▶ [TEXTO]:
Sexo y poder: para una semiótica de la violencia

En 1992 el chileno Ariel Dorfman estrenó su obra La Muerte y la Doncella. Aunque sin referencias explícitas, el drama alude a los años de la dictadura de Augusto Pinochet y a los primeros años de la recuperación formal de la democracia en Chile. Paulina Salas es el personaje que representa a las mujeres violadas por el régimen y por todos los regímenes dictatoriales de la época, de la historia universal, que practicaron con sadismo la tortura física y la tortura moral. La violación sexual tiene, en este caso y en todos los demás, la particularidad de combinar en un mismo acto casi todas las formas de violencia humana de la que son incapaces el resto de las bestias animales. Razón por la cual no deberíamos llamar a este tipo de bípedos implumes “animales” sino “cierta clase tradicional de hombre”.

Otro personaje de la obra es un médico, Roberto Miranda, que también representa a una clase célebre de sofisticados colaboradores de la barbarie: casi siempre las sesiones de tortura eran acompañadas con los avances de la ciencia: instrumentos más avanzados que los empleados por la antigua inquisición eclesiástica en europea, como la picana eléctrica; métodos terriblemente sutiles como el principio de incertidumbre, descubierto o redescubierto por los nazis en la culta Alemania de los años treinta y cuarenta. Para toda esta tecnología de la barbarie era necesario contar con técnicos con muchos años de estudio y con una cultura enferma que la legitimara. Ejércitos de médicos al servicio del sadismo acompañaron las sesiones de tortura en América del Sur, especialmente en los años de la mal llamada Guerra Fría.

El tercer personaje de esta obra es el esposo de Paulina, Gerardo Escobar. El abogado Escobar representa la transición, aquel grupo encargado de zurcir con pinzas las sangrantes y dolorosas heridas sociales. Como ha sido común en América Latina, cada vez que se inventaron comisiones de reconciliación se apelaron primero a necesidades políticas antes que morales. Es decir, la verdad no importa tanto como el orden. Un poco de verdad está bien, porque es el reclamo de las víctimas; toda no es posible, porque molesta a los violadores de los Derechos Humanos. Quienes en el Cono Sur reclamamos toda la verdad y nada más que la verdad fuimos calificados, invariablemente de extremistas, radicales y revoltosos, en un momento en que era necesaria la Paz. Sin embargo, como ya había observado el ecuatoriano Juan Montalvo (Ojeada sobre América, 1866), la guerra es una desgracia propia de los seres humanos, pero la paz que tenemos en América es la paz de los esclavos. O, dicho en un lenguaje de nuestros años setenta, es la paz de los cementerios.

▶ [Entradas de la colección]:
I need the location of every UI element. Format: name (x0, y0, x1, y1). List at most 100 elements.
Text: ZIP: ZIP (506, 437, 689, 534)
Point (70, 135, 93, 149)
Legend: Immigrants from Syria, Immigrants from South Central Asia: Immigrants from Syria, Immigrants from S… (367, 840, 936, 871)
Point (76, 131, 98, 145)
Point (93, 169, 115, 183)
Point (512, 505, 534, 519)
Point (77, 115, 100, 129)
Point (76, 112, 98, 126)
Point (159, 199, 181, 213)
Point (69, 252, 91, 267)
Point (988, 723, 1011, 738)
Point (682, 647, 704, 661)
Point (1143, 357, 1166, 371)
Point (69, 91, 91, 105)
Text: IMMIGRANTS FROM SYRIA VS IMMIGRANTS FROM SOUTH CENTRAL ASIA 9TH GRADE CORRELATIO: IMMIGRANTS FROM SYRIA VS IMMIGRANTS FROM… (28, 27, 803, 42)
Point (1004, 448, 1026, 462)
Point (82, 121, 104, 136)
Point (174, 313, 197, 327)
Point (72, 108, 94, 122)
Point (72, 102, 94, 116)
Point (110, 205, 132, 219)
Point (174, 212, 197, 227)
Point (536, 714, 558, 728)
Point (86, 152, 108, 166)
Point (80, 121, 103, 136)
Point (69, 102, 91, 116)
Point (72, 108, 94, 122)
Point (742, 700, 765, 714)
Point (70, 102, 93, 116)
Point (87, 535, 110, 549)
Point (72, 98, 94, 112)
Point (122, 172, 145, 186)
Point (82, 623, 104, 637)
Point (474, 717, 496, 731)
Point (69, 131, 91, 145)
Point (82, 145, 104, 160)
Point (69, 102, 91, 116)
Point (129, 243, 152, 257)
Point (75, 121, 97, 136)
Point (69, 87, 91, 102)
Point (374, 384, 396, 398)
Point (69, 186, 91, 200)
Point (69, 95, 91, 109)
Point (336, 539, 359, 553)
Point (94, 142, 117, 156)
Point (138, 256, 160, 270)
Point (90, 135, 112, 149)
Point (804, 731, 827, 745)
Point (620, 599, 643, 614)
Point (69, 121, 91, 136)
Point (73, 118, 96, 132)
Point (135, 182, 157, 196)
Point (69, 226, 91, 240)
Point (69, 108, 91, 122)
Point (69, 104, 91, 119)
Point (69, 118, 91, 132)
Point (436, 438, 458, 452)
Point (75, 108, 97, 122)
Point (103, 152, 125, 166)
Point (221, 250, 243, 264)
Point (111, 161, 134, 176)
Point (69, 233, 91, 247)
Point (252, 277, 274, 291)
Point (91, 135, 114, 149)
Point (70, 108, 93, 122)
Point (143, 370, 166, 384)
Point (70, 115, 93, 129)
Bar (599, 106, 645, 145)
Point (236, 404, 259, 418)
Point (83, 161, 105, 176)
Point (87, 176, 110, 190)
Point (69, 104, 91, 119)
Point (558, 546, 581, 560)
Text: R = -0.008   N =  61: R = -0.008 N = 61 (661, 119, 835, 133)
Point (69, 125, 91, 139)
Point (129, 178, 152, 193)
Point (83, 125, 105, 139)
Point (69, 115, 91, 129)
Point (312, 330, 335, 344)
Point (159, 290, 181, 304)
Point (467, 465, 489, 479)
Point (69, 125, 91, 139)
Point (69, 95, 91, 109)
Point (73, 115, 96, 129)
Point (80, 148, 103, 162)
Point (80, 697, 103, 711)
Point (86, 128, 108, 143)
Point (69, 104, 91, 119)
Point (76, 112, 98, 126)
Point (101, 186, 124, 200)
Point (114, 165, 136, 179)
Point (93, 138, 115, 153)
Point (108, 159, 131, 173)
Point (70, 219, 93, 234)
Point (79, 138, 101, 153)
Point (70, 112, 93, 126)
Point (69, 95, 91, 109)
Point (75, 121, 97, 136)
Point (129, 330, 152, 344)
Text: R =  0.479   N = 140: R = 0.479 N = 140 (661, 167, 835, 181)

▶ [INSTRUCCIONES]:
#1 En el texto sobre La Muerte y la Doncella, ¿qué profesión tiene Gerardo Escobar?
#2 Reescribe el pasaje del texto sobre La Muerte y la Doncella que empieza con "Otro personaje de" y acaba con "llamada Guerra Fría.", sustituyendo "médicos" por "enfermeros".
#3 Prosigue el texto sobre La Muerte y la Doncella a partir de su última oración.

▶ [RESULTADOS EN ORDEN]:
#1 Es abogado.

#2
Otro personaje de la obra es un médico, Roberto Miranda, que también representa a una clase célebre de sofisticados colaboradores de la barbarie: casi siempre las sesiones de tortura eran acompañadas con los avances de la ciencia: instrumentos más avanzados que los empleados por la antigua inquisición eclesiástica en europea, como la picana eléctrica; métodos terriblemente sutiles como el principio de incertidumbre, descubierto o redescubierto por los nazis en la culta Alemania de los años treinta y cuarenta. Para toda esta tecnología de la barbarie era necesario contar con técnicos con muchos años de estudio y con una cultura enferma que la legitimara. Ejércitos de enfermeros al servicio del sadismo acompañaron las sesiones de tortura en América del Sur, especialmente en los años de la mal llamada Guerra Fría.

#3
Paulina lo sabe. Una noche su esposo regresa a casa acompañado por un médico que amablemente lo auxilió en la ruta, cuando el auto de Gerardo se descompuso. Paulina reconoce la voz de su violador. Después de otras visitas, Paulina decide secuestrarlo en su propia casa. Lo ata a una silla y lo amenaza para que confiese. Mientras lo apunta con un arma, Paulina dice: “pero no lo voy a matar porque sea culpable, Doctor. Lo voy a matar porque no se ha arrepentido un carajo. Sólo puedo perdonar a alguien que se arrepiente de verdad, que se levanta ante sus semejantes y dice esto yo lo hice, lo hice y nunca más lo voy a hacer”.

Finalmente Paulina libera a su supuesto torturador sin lograr una confesión de la parte acusada. No se puede acusar a Dorfman de crear una escena maniqueísta donde Paulina no se toma venganza, acentuando la bondad de las víctimas. No, porque la historia presente no registra casos diferentes y mucho menos éstos han sido la norma. La norma, más bien, ha sido la impunidad, por lo cual podemos decir que La Muerte y la Doncella es un drama, además de realista, absolutamente verosímil. Además de estar construido con personajes concretos, representan tres clases de latinoamericanos. Todos conocimos alguna vez a una Paulina, a un Gonzalo y a un Roberto; aunque no todos pudieron reconocerlos por sus sonrisas o por sus voces amables.

Un problema que se deriva de este drama trasciende la esfera social, política y tal vez moral. Cuando el esposo de Paulina observa que la venganza no procede porque “nosotros no podemos usar los métodos de ellos, nosotros somos diferentes”, ella responde con ironía: “no es una venganza. Pienso darle todas las garantías que él me dio a mí”. En varias oportunidades Paulina y Roberto deben quedarse solos en la casa. Sin la presencia conciliadora y vigilante del esposo, Paulina podría ejercer toda la violencia contra su violador. De esta situación se deriva un problema: Paulina podría ejercer toda la fuerza física hasta matar al médico. Incluso la tortura. Pero ¿cómo podría ejercer la otra violencia, tal vez la peor de todas, la violencia moral? “Pienso darle todas las garantías que él me dio a mí”, podría traducirse en “pienso hacerle a él lo mismo que él me hizo a mí”.

Es entonces que surge una significativa asimetría: ¿por qué Paulina no podría violar sexualmente a su antiguo violador? Es decir, ¿por qué ese acto de aparente violencia, en un nuevo coito heterosexual, no resultaría una humillación para él y sí una nueva humillación para ella?

El mi novela La reina de América (2001) cuando la protagonista logra vengarse de su violador, ahora investida con el poder de una nueva posición económica, contrata a hombres que secuestran al violador y, a su vez, lo violan en una relación forzosamente homosexual mientras ella presencia la escena, como en un teatro, la violencia de su revancha. ¿Por qué no podía ser ella quién humillara personalmente al agresor practicando su propia heterosexualidad? ¿Por qué esto es imposible? ¿Es parte del lenguaje ético-patriarcal que la víctima debe conservar para vengarse? ¿Deriva, entonces, tanto la violencia moral como la dignidad, de los códigos establecidos por el propio sexo masculino (o por el sistema de producción al que responde el patriarcado, es decir, a la forma de sobrevivencia agrícola y preindustrial)?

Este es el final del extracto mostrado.